Work to be completed >> In the directors' report below, translate this sentence into French: "The Company continues to be a Non-Banking Financial Company without accepting Public Deposits."

Extract provided >>
[BEGIN]

Bombay Oxygen Investments Ltd Share Price directors Report

Your Directors have pleasure in presenting the 64th Annual Report together with the Audited Financial Statements for the year ended 31st March, 2025.

FINANCIAL RESULTS : (Rs. in lakhs)

Continuing Operation For the year ended 31st March, 2025 For the year ended 31st March, 2024
Profit/ (Loss) before depreciation and tax 1927.03 7041.51
Provision for depreciation 19.38 19.41
Profit/ (Loss) before tax 1907.65 7022.10
Current Tax 838.17 589.01
Deferred tax (681.11) 593.13
Earlier Period Taxation - 79.87
Profit/ (Loss) for the year 1750.59 5760.09
Other Comprehensive Income for the year, net of tax 327.72 7255.88

Total Comprehensive Income/(loss) for the year, net of tax

2078.31 13015.97

PERFORMANCE:

During the year under review, the Profit before Depreciation and Tax is Rs.1927.03 Lakhs as against a Profit of Rs.7041.51 Lakhs in the previous year. The activities of the Company comprise of investments in mutual funds, other financial instruments and listed equities over a wide range.

NATURE OF BUSINESS:

The Company continues to be a Non-Banking Financial Company without accepting Public Deposits.

In accordance with RBI guidelines, a non-deposit-taking non-banking financial Rs.500 crore or more, as per its last audited balance sheet, is classified

Taking NBFC. As of 31st March, 2025, the Companys total asset size stands at Rs.508.92 Crores, thereby classifying it under this category.

[END]

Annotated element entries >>
[BEGIN]

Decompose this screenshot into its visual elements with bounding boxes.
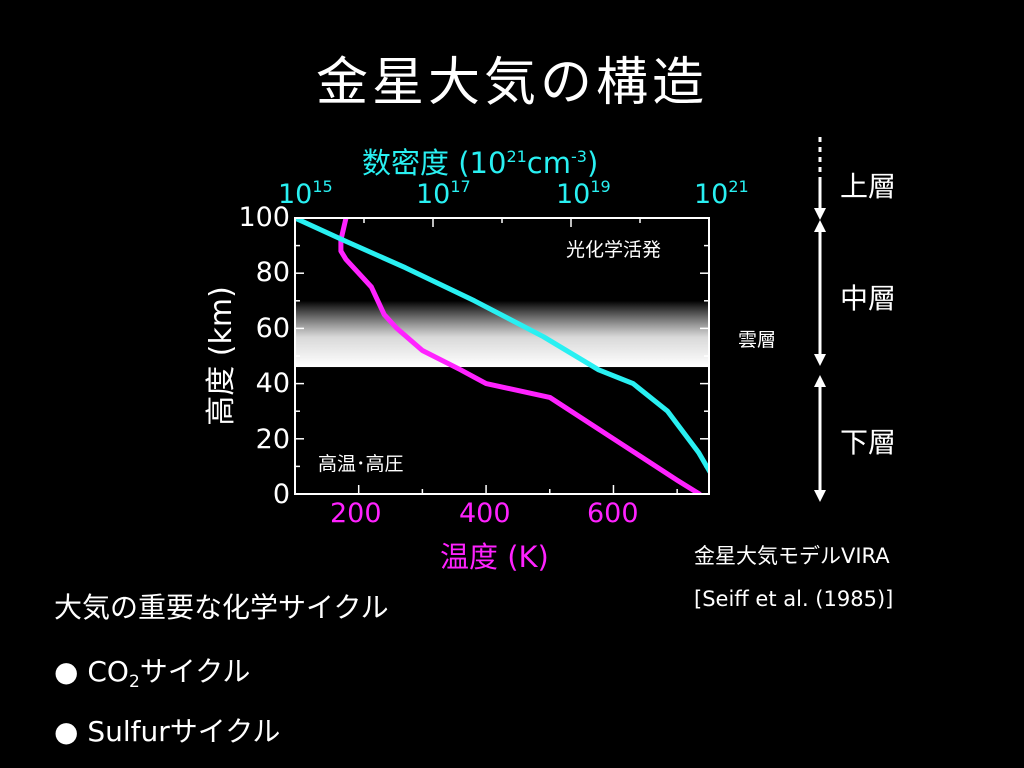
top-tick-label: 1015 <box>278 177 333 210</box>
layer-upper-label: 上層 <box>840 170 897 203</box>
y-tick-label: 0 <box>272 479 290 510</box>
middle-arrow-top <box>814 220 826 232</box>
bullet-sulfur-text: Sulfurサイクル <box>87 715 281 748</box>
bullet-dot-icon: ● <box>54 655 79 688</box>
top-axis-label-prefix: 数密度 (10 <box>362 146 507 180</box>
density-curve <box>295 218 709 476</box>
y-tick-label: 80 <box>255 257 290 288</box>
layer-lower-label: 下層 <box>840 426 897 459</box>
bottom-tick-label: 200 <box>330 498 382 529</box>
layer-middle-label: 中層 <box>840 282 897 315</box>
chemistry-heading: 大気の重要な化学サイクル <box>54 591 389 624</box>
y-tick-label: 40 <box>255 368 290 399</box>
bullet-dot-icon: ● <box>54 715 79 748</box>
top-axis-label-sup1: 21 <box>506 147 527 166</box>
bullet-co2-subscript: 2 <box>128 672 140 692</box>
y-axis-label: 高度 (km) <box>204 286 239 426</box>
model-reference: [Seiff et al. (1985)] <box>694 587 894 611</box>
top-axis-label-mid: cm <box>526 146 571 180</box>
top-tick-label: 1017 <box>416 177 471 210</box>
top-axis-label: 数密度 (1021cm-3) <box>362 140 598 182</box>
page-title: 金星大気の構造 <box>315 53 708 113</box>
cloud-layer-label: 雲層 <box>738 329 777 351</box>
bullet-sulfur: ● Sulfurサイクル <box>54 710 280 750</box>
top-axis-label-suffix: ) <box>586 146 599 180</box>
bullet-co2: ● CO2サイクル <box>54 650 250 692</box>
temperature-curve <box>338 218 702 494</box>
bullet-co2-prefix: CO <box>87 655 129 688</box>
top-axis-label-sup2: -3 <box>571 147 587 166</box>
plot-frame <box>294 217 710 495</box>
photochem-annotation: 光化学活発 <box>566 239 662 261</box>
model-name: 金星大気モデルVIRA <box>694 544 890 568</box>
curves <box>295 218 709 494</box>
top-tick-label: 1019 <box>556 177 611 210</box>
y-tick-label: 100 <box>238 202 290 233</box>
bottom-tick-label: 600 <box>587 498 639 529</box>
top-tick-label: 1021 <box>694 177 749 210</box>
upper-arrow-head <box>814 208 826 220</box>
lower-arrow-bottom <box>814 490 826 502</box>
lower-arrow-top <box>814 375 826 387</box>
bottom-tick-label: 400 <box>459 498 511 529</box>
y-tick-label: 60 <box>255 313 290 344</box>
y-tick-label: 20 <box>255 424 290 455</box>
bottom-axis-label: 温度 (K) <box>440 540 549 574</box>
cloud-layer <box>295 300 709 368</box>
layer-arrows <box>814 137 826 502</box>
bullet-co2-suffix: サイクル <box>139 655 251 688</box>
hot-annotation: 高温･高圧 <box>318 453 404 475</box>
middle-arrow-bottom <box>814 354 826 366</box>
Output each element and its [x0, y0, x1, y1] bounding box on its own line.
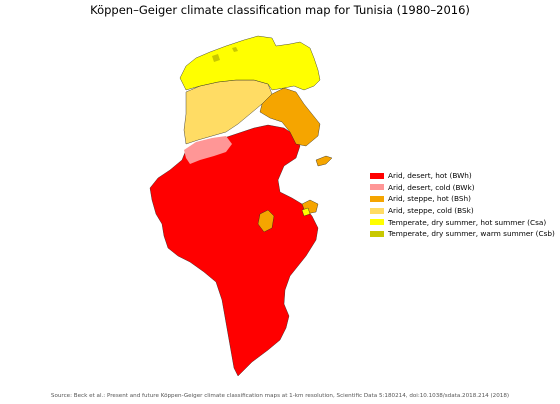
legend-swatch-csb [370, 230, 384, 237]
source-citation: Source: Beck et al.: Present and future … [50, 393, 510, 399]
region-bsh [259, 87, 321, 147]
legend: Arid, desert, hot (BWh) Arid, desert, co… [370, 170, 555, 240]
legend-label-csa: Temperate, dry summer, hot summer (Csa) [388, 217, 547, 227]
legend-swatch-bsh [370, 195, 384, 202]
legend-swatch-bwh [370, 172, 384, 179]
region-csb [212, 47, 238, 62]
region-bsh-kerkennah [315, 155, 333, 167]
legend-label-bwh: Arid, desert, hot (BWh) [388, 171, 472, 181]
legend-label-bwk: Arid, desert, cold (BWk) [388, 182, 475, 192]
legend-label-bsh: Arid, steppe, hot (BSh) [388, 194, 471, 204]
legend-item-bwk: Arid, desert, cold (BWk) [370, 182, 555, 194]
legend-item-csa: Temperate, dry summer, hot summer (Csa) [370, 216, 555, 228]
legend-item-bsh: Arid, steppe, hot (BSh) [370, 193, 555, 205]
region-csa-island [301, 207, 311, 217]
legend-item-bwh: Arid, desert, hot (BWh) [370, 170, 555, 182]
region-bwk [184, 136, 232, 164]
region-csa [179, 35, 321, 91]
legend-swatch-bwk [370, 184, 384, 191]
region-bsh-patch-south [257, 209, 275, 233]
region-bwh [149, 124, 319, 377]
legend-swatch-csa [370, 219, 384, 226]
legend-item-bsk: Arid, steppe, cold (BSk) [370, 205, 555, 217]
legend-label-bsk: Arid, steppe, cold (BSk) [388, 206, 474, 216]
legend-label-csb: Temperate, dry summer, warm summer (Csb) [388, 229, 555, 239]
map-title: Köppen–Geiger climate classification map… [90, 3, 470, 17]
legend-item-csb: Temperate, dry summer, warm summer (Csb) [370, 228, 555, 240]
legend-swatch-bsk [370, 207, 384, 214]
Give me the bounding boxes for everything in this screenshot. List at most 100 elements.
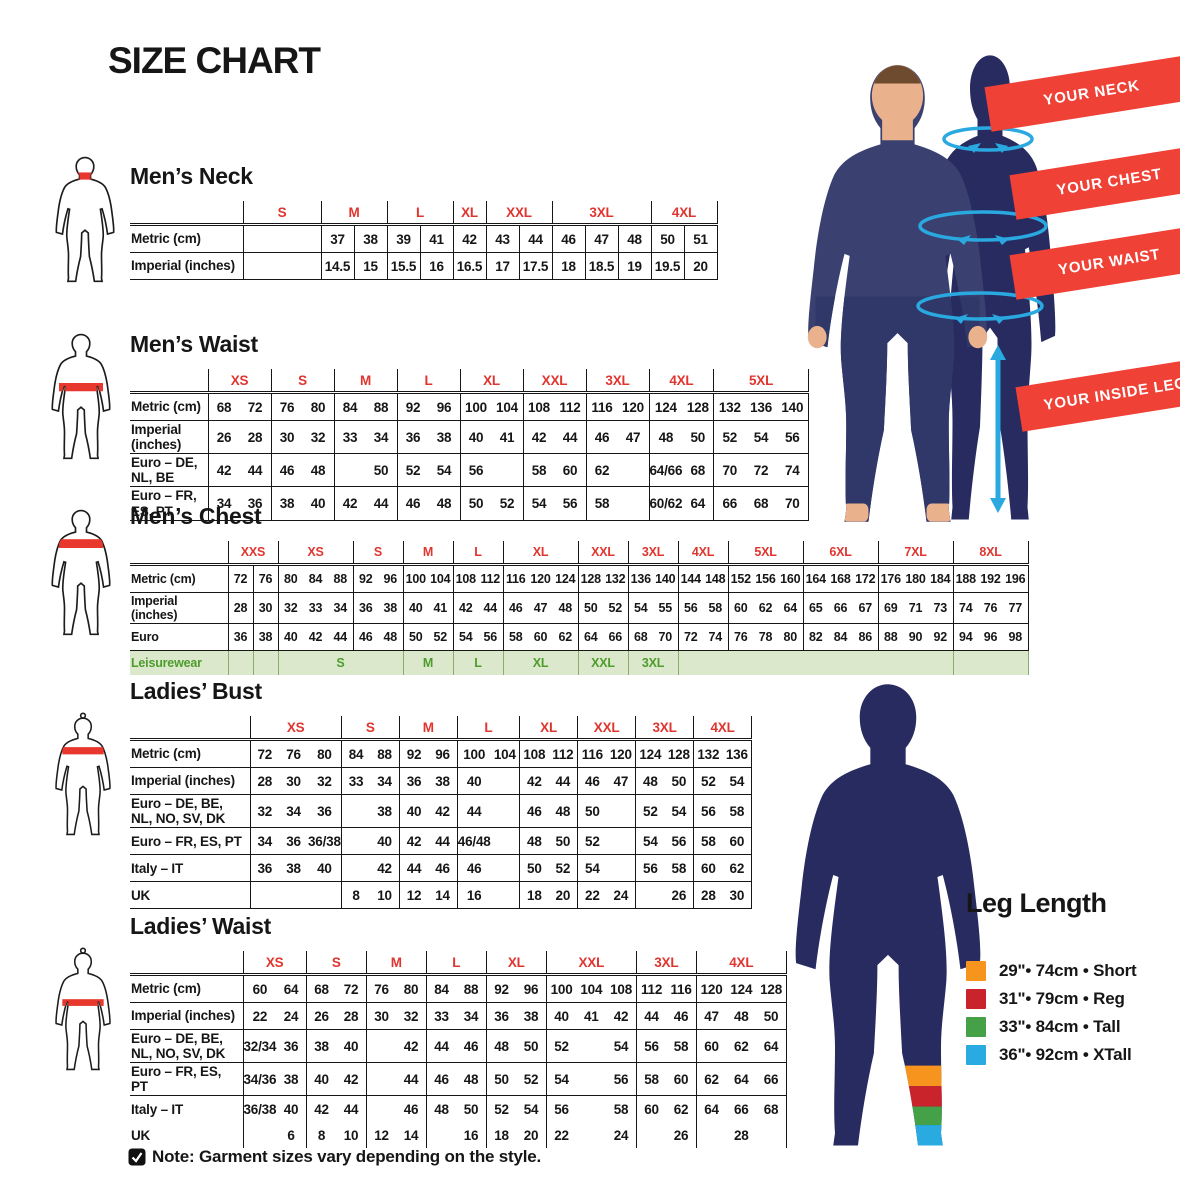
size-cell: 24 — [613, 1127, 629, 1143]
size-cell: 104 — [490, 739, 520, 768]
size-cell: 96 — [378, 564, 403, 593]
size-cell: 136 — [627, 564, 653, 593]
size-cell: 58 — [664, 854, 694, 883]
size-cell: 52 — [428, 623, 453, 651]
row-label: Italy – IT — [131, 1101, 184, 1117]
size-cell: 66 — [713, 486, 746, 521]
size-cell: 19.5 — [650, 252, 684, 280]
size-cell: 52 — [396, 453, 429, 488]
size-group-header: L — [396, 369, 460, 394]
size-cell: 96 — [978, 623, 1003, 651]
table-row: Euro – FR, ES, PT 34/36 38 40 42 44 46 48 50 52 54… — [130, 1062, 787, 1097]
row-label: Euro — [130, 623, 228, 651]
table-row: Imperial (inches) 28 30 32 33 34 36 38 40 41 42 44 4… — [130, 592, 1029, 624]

[END]

Completed exercise >> La Société demeure une société financière non bancaire qui n'accepte pas de dépôts du public.